_Written task 1_. Write out the records word for word, from their very first line down through the line containing "122, 630, 220]".

_Excerpted passage_.
>> start
According to council president John Bunnell, another ploy used successfully by property owners in the past is to pay a portion of the amount due when threatened with a shut-off but not follow up with subsequent payments. Council member Bruce Priestner feels that particular game has been overplayed and suggested that anybody who has been late for three years – and there are many – should have service cut. Several customers owe the borough more than four thousand dollars and, not surprisingly, most of the delinquents are on both the water and sewer lists.

Meanwhile, Voorhees is waiting for representatives from Environmental Service Corporation (ESC) to follow up on a commitment made in March to meet with him to look at sewer pumps that are failing sooner than they should. Council at that time committed enough money to replacing pumps as they burn out but are looking to for guidance on the best pumps to buy.

Meshoppen mayor Bruce Marshall said that things are working well at the water plant and dismissed correspondence from DEP suggesting that the borough might consider switching from a course- to fine-bubble defuser in the aeration tank. “We’ve been maintaining efficient dissolved oxygen rates for years,” he stated. In the meantime, treasurer Christine Swilley reported that the annual sewer and water reports have been completed as to DEP’s specifications.

Bad Streets Addressed

Voorhees suggested that a portion of Mowry Street needs to be repaved and that further patching of potholes there would be insufficient. Bunnell said that the gutters were not up to par for a full repaving of the street and asked if the worst sections could not be addressed in three foot wide pavement replacements. The problem with that approach, other council members agreed, is that paving companies are already so busy at this time of the year that they are unavailable for smaller projects.
>> end
_Material for the task_.
>> start
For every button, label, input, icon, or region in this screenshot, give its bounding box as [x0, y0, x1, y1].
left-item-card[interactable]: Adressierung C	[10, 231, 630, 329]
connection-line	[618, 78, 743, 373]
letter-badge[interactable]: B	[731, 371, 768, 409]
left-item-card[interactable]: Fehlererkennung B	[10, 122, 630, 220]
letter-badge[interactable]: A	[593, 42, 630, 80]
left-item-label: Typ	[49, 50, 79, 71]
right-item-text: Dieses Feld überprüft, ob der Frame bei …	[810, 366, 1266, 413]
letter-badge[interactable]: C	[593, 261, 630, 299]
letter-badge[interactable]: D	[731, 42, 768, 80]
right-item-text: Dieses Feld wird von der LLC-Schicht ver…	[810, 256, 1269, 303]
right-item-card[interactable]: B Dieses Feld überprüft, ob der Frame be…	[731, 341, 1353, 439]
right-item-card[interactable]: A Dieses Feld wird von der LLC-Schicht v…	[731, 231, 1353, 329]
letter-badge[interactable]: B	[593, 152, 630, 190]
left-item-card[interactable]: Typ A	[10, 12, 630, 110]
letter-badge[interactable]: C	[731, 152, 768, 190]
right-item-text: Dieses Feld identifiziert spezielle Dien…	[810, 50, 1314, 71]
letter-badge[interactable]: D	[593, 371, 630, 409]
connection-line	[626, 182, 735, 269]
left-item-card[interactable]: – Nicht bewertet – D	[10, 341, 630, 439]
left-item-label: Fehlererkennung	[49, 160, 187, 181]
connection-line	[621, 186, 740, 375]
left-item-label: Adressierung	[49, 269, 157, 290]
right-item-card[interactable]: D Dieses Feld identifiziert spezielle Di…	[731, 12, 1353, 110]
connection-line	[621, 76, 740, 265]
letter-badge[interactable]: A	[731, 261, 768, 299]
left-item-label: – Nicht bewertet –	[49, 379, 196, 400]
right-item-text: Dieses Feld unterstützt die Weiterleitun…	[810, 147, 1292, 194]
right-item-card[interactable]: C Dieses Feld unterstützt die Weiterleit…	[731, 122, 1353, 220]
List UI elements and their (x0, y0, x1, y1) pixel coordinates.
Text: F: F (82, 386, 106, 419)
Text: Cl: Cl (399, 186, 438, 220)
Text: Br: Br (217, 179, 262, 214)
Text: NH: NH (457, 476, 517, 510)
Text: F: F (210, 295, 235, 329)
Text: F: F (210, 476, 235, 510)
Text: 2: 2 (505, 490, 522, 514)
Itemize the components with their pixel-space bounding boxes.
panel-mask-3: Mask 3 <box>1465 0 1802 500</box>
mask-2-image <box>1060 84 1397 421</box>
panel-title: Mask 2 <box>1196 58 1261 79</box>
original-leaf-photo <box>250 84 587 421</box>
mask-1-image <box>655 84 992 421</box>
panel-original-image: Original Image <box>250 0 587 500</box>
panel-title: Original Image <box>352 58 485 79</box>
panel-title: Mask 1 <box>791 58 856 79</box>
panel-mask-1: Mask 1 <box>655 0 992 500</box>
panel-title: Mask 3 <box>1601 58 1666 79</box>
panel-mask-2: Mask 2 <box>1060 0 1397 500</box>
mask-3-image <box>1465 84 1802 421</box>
>> end
_Written task 2_. In the passage on the borough council meeting, what did council member Bruce Priestner suggest should happen to anybody who has been late for three years?

_Reply 1_.
For every button, label, input, icon, or region in this screenshot, give its bounding box as [x0, y0, x1, y1].
left-item-card[interactable]: Adressierung C	[10, 231, 630, 329]
connection-line	[618, 78, 743, 373]
letter-badge[interactable]: B	[731, 371, 768, 409]
left-item-card[interactable]: Fehlererkennung B	[10, 122, 630, 220]

_Reply 2_. He suggested that they should have their service cut.